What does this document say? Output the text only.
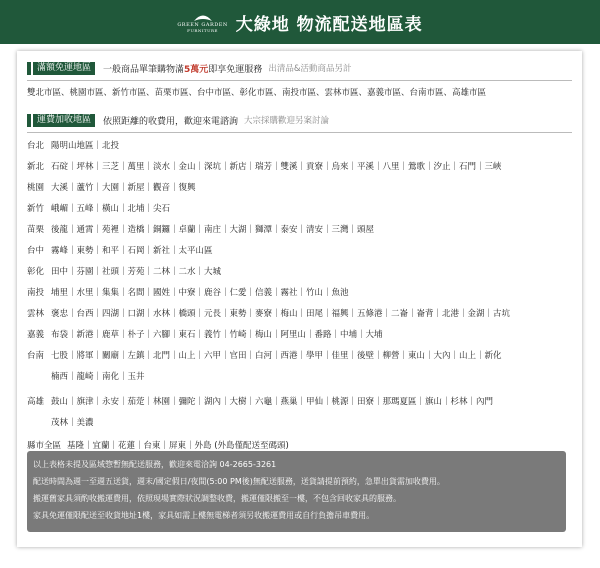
GREEN GARDEN
FURNITURE 大綠地 物流配送地區表
滿額免運地區	一般商品單筆購物滿5萬元即享免運服務 出清品&活動商品另計
雙北市區、桃園市區、新竹市區、苗栗市區、台中市區、彰化市區、南投市區、雲林市區、嘉義市區、台南市區、高雄市區
運費加收地區	依照距離的收費用，歡迎來電諮詢 大宗採購歡迎另案討論
台北 陽明山地區｜北投
新北 石碇｜坪林｜三芝｜萬里｜淡水｜金山｜深坑｜新店｜瑞芳｜雙溪｜貢寮｜烏來｜平溪｜八里｜鶯歌｜汐止｜石門｜三峽
桃園 大溪｜蘆竹｜大園｜新屋｜觀音｜復興
新竹 峨嵋｜五峰｜橫山｜北埔｜尖石
苗栗 後龍｜通霄｜苑裡｜造橋｜銅鑼｜卓蘭｜南庄｜大湖｜獅潭｜泰安｜清安｜三灣｜頭屋
台中 霧峰｜東勢｜和平｜石岡｜新社｜太平山區
彰化 田中｜芬園｜社頭｜芳苑｜二林｜二水｜大城
南投 埔里｜水里｜集集｜名間｜國姓｜中寮｜鹿谷｜仁愛｜信義｜霧社｜竹山｜魚池
雲林 褒忠｜台西｜四湖｜口湖｜水林｜橋頭｜元長｜東勢｜麥寮｜梅山｜田尾｜福興｜五條港｜二崙｜崙背｜北港｜金湖｜古坑
嘉義 布袋｜新港｜鹿草｜朴子｜六腳｜東石｜義竹｜竹崎｜梅山｜阿里山｜番路｜中埔｜大埔
台南 七股｜將軍｜關廟｜左鎮｜北門｜山上｜六甲｜官田｜白河｜西港｜學甲｜佳里｜後壁｜柳營｜東山｜大內｜山上｜新化
楠西｜龍崎｜南化｜玉井
高雄 鼓山｜旗津｜永安｜茄萣｜林園｜彌陀｜湖內｜大樹｜六龜｜燕巢｜甲仙｜桃源｜田寮｜那瑪夏區｜旗山｜杉林｜內門
茂林｜美濃
縣市全區 基隆｜宜蘭｜花蓮｜台東｜屏東｜外島 (外島僅配送至碼頭)

以上表格未提及區域惣暫無配送服務，歡迎來電洽詢 04-2665-3261

配送時間為週一至週五送貨，週末/國定假日/夜間(5:00 PM後)無配送服務，送貨請提前預約，急單出貨需加收費用。

搬運舊家具須酌收搬運費用，依照現場實際狀況調整收費，搬運僅限搬至一樓，不包含回收家具的服務。

家具免運僅限配送至收貨地址1樓，家具如需上樓無電梯者須另收搬運費用或自行負擔吊車費用。
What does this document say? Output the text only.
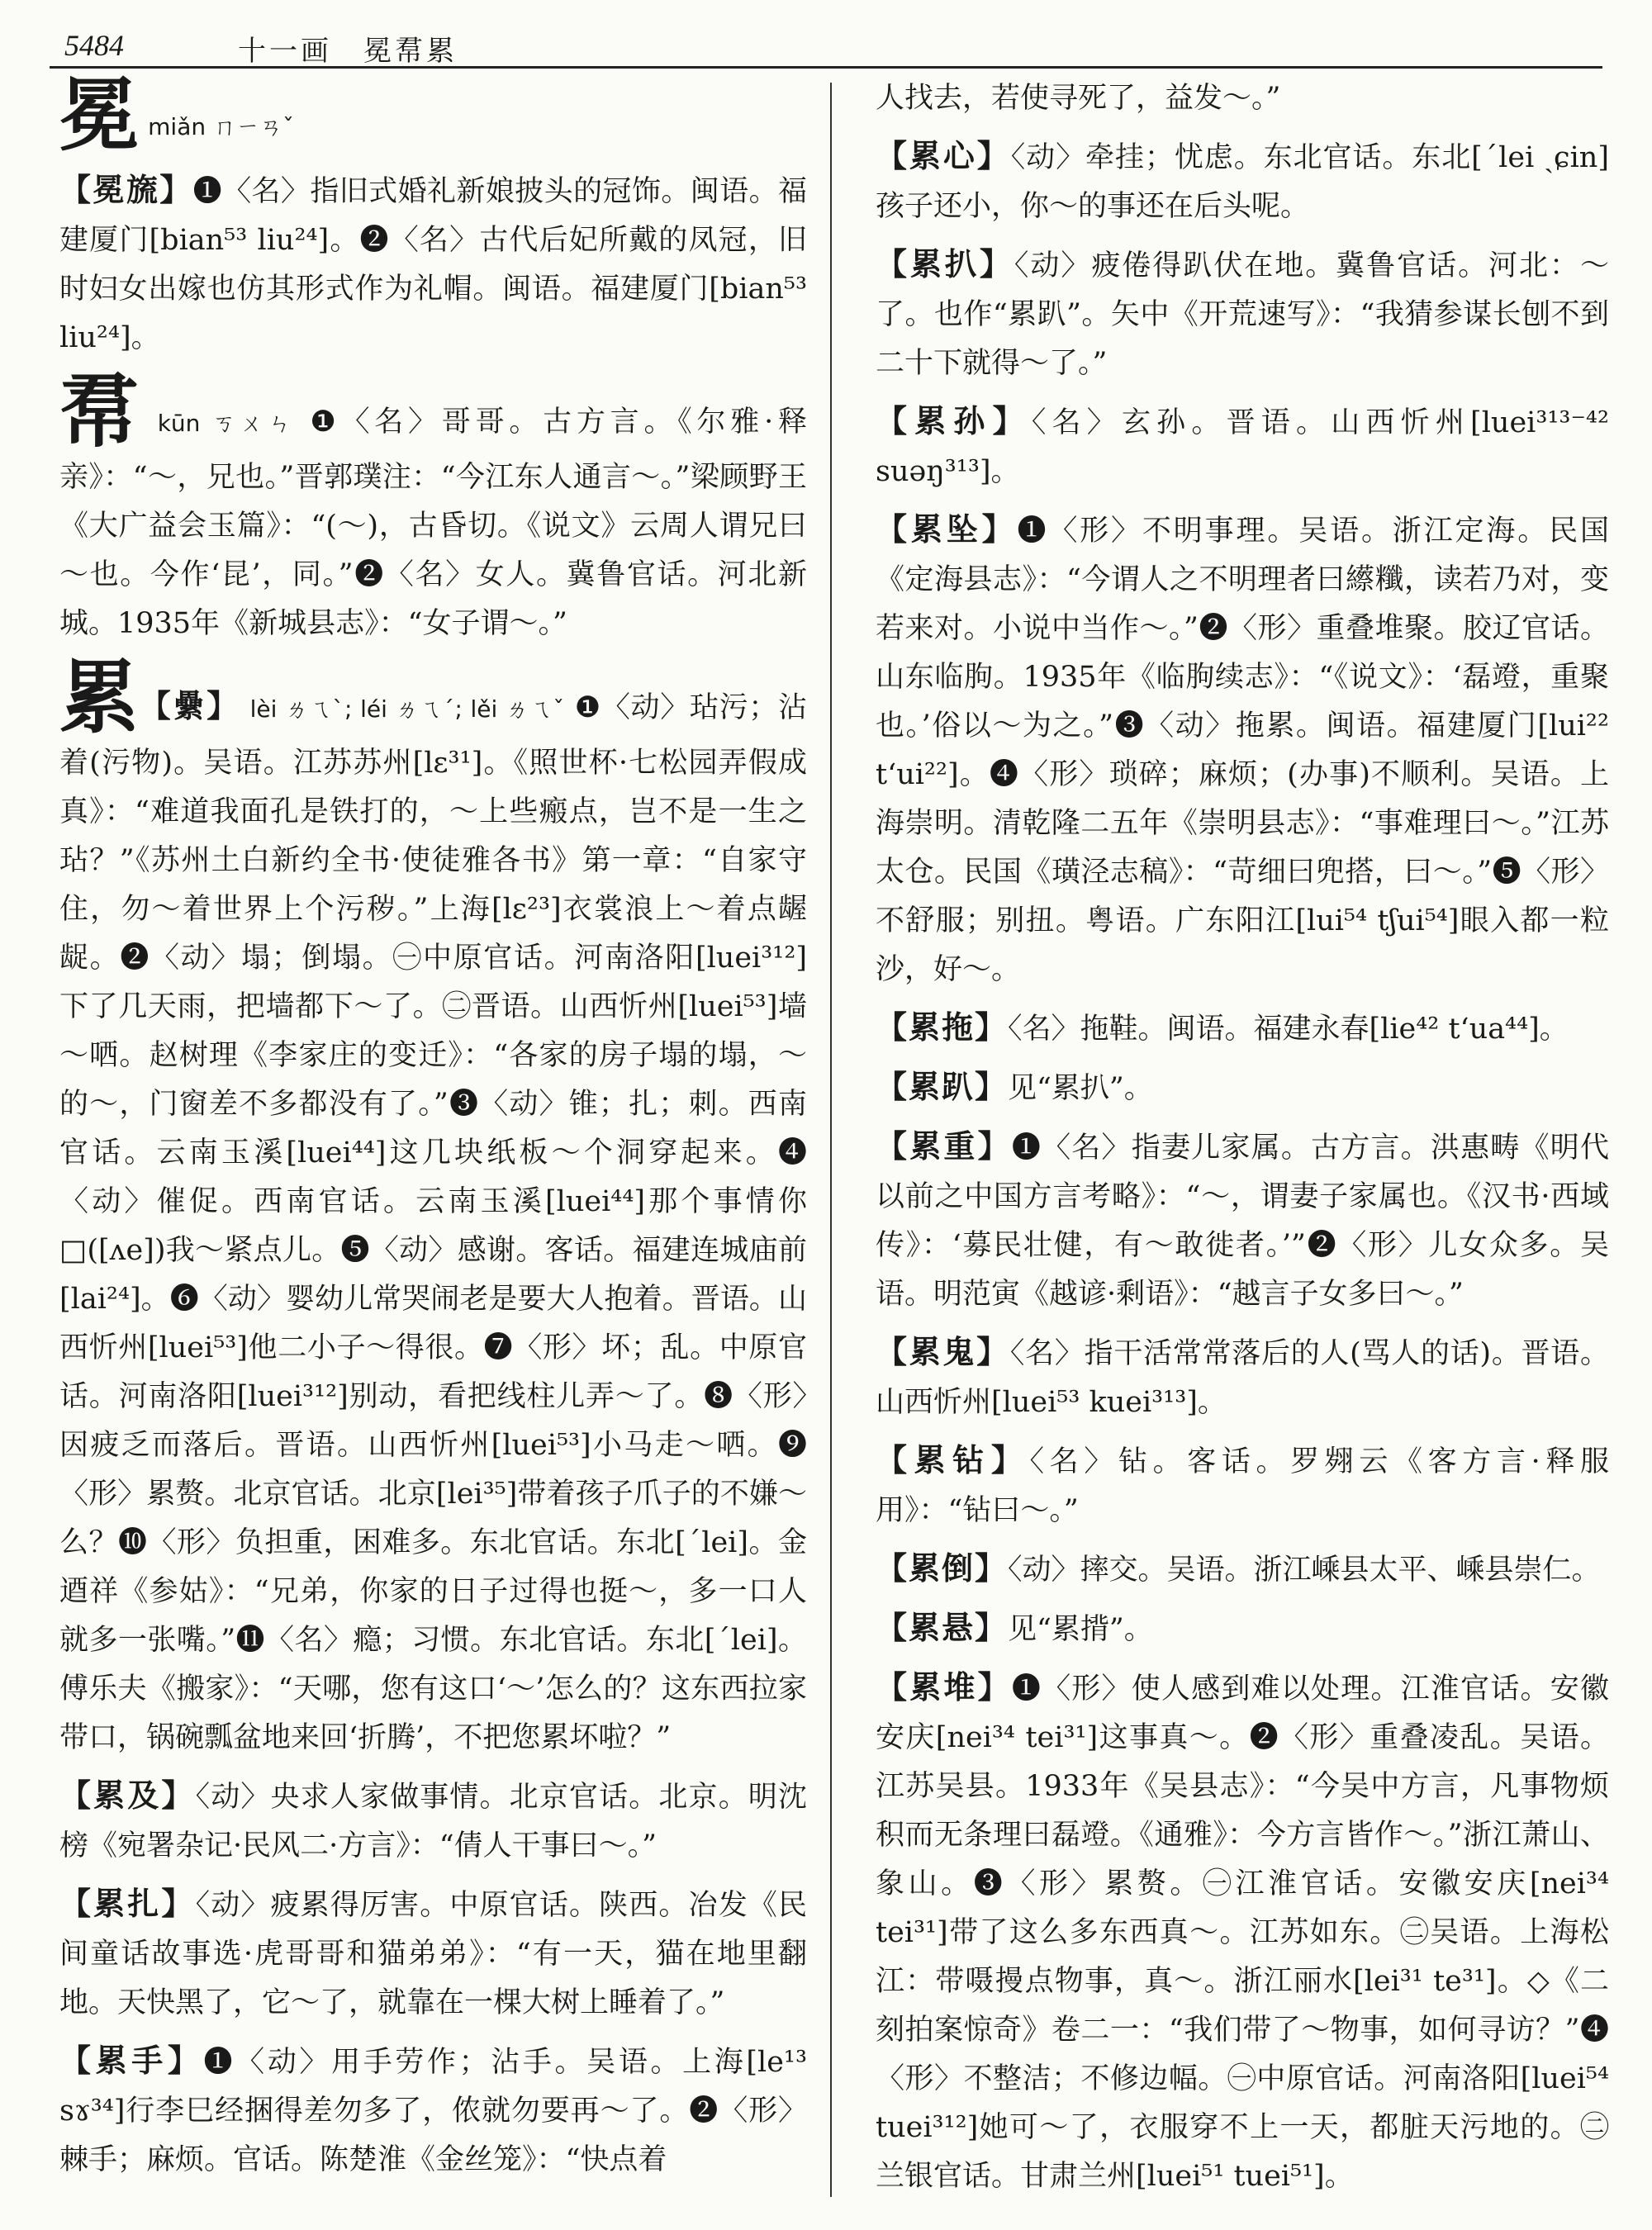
5484	十一画　冕帬累

冕 miǎn ㄇㄧㄢˇ

【冕旒】❶〈名〉指旧式婚礼新娘披头的冠饰。闽语。福建厦门[bian⁵³ liu²⁴]。❷〈名〉古代后妃所戴的凤冠，旧时妇女出嫁也仿其形式作为礼帽。闽语。福建厦门[bian⁵³ liu²⁴]。

帬 kūn ㄎㄨㄣ ❶〈名〉哥哥。古方言。《尔雅·释亲》：“～，兄也。”晋郭璞注：“今江东人通言～。”梁顾野王《大广益会玉篇》：“(～)，古昏切。《说文》云周人谓兄曰～也。今作‘昆’，同。”❷〈名〉女人。冀鲁官话。河北新城。1935年《新城县志》：“女子谓～。”

累【纍】 lèi ㄌㄟˋ; léi ㄌㄟˊ; lěi ㄌㄟˇ ❶〈动〉玷污；沾着(污物)。吴语。江苏苏州[lɛ³¹]。《照世杯·七松园弄假成真》：“难道我面孔是铁打的，～上些瘢点，岂不是一生之玷？”《苏州土白新约全书·使徒雅各书》第一章：“自家守住，勿～着世界上个污秽。”上海[lɛ²³]衣裳浪上～着点龌龊。❷〈动〉塌；倒塌。㊀中原官话。河南洛阳[luei³¹²]下了几天雨，把墙都下～了。㊁晋语。山西忻州[luei⁵³]墙～哂。赵树理《李家庄的变迁》：“各家的房子塌的塌，～的～，门窗差不多都没有了。”❸〈动〉锥；扎；刺。西南官话。云南玉溪[luei⁴⁴]这几块纸板～个洞穿起来。❹〈动〉催促。西南官话。云南玉溪[luei⁴⁴]那个事情你□([ʌe])我～紧点儿。❺〈动〉感谢。客话。福建连城庙前[lai²⁴]。❻〈动〉婴幼儿常哭闹老是要大人抱着。晋语。山西忻州[luei⁵³]他二小子～得很。❼〈形〉坏；乱。中原官话。河南洛阳[luei³¹²]别动，看把线柱儿弄～了。❽〈形〉因疲乏而落后。晋语。山西忻州[luei⁵³]小马走～哂。❾〈形〉累赘。北京官话。北京[lei³⁵]带着孩子爪子的不嫌～么？❿〈形〉负担重，困难多。东北官话。东北[ˊlei]。金逎祥《参姑》：“兄弟，你家的日子过得也挺～，多一口人就多一张嘴。”⓫〈名〉瘾；习惯。东北官话。东北[ˊlei]。傅乐夫《搬家》：“天哪，您有这口‘～’怎么的？这东西拉家带口，锅碗瓢盆地来回‘折腾’，不把您累坏啦？”

【累及】〈动〉央求人家做事情。北京官话。北京。明沈榜《宛署杂记·民风二·方言》：“倩人干事曰～。”

【累扎】〈动〉疲累得厉害。中原官话。陕西。冶发《民间童话故事选·虎哥哥和猫弟弟》：“有一天，猫在地里翻地。天快黑了，它～了，就靠在一棵大树上睡着了。”

【累手】❶〈动〉用手劳作；沾手。吴语。上海[le¹³ sɤ³⁴]行李巳经捆得差勿多了，侬就勿要再～了。❷〈形〉棘手；麻烦。官话。陈楚淮《金丝笼》：“快点着

人找去，若使寻死了，益发～。”

【累心】〈动〉牵挂；忧虑。东北官话。东北[ˊlei ˏɕin]孩子还小，你～的事还在后头呢。

【累扒】〈动〉疲倦得趴伏在地。冀鲁官话。河北：～了。也作“累趴”。矢中《开荒速写》：“我猜参谋长刨不到二十下就得～了。”

【累孙】〈名〉玄孙。晋语。山西忻州[luei³¹³⁻⁴² suəŋ³¹³]。

【累坠】❶〈形〉不明事理。吴语。浙江定海。民国《定海县志》：“今谓人之不明理者曰䌨䊱，读若乃对，变若来对。小说中当作～。”❷〈形〉重叠堆聚。胶辽官话。山东临朐。1935年《临朐续志》：“《说文》：‘磊竳，重聚也。’俗以～为之。”❸〈动〉拖累。闽语。福建厦门[lui²² t‘ui²²]。❹〈形〉琐碎；麻烦；(办事)不顺利。吴语。上海崇明。清乾隆二五年《崇明县志》：“事难理曰～。”江苏太仓。民国《璜泾志稿》：“苛细曰兜搭，曰～。”❺〈形〉不舒服；别扭。粤语。广东阳江[lui⁵⁴ tʃui⁵⁴]眼入都一粒沙，好～。

【累拖】〈名〉拖鞋。闽语。福建永春[lie⁴² t‘ua⁴⁴]。

【累趴】见“累扒”。

【累重】❶〈名〉指妻儿家属。古方言。洪惠畴《明代以前之中国方言考略》：“～，谓妻子家属也。《汉书·西域传》：‘募民壮健，有～敢徙者。’”❷〈形〉儿女众多。吴语。明范寅《越谚·剩语》：“越言子女多曰～。”

【累鬼】〈名〉指干活常常落后的人(骂人的话)。晋语。山西忻州[luei⁵³ kuei³¹³]。

【累钻】〈名〉钻。客话。罗翙云《客方言·释服用》：“钻曰～。”

【累倒】〈动〉摔交。吴语。浙江嵊县太平、嵊县崇仁。

【累悬】见“累揹”。

【累堆】❶〈形〉使人感到难以处理。江淮官话。安徽安庆[nei³⁴ tei³¹]这事真～。❷〈形〉重叠凌乱。吴语。江苏吴县。1933年《吴县志》：“今吴中方言，凡事物烦积而无条理曰磊竳。《通雅》：今方言皆作～。”浙江萧山、象山。❸〈形〉累赘。㊀江淮官话。安徽安庆[nei³⁴ tei³¹]带了这么多东西真～。江苏如东。㊁吴语。上海松江：带嗫摱点物事，真～。浙江丽水[lei³¹ te³¹]。◇《二刻拍案惊奇》卷二一：“我们带了～物事，如何寻访？”❹〈形〉不整洁；不修边幅。㊀中原官话。河南洛阳[luei⁵⁴ tuei³¹²]她可～了，衣服穿不上一天，都脏天污地的。㊁兰银官话。甘肃兰州[luei⁵¹ tuei⁵¹]。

Problem to work on —
Find all the lines containing "福建厦门" in the material, then copy them.

The output —
【冕旒】❶〈名〉指旧式婚礼新娘披头的冠饰。闽语。福建厦门[bian⁵³ liu²⁴]。❷〈名〉古代后妃所戴的凤冠，旧时妇女出嫁也仿其形式作为礼帽。闽语。福建厦门[bian⁵³ liu²⁴]。
【累坠】❶〈形〉不明事理。吴语。浙江定海。民国《定海县志》：“今谓人之不明理者曰䌨䊱，读若乃对，变若来对。小说中当作～。”❷〈形〉重叠堆聚。胶辽官话。山东临朐。1935年《临朐续志》：“《说文》：‘磊竳，重聚也。’俗以～为之。”❸〈动〉拖累。闽语。福建厦门[lui²² t‘ui²²]。❹〈形〉琐碎；麻烦；(办事)不顺利。吴语。上海崇明。清乾隆二五年《崇明县志》：“事难理曰～。”江苏太仓。民国《璜泾志稿》：“苛细曰兜搭，曰～。”❺〈形〉不舒服；别扭。粤语。广东阳江[lui⁵⁴ tʃui⁵⁴]眼入都一粒沙，好～。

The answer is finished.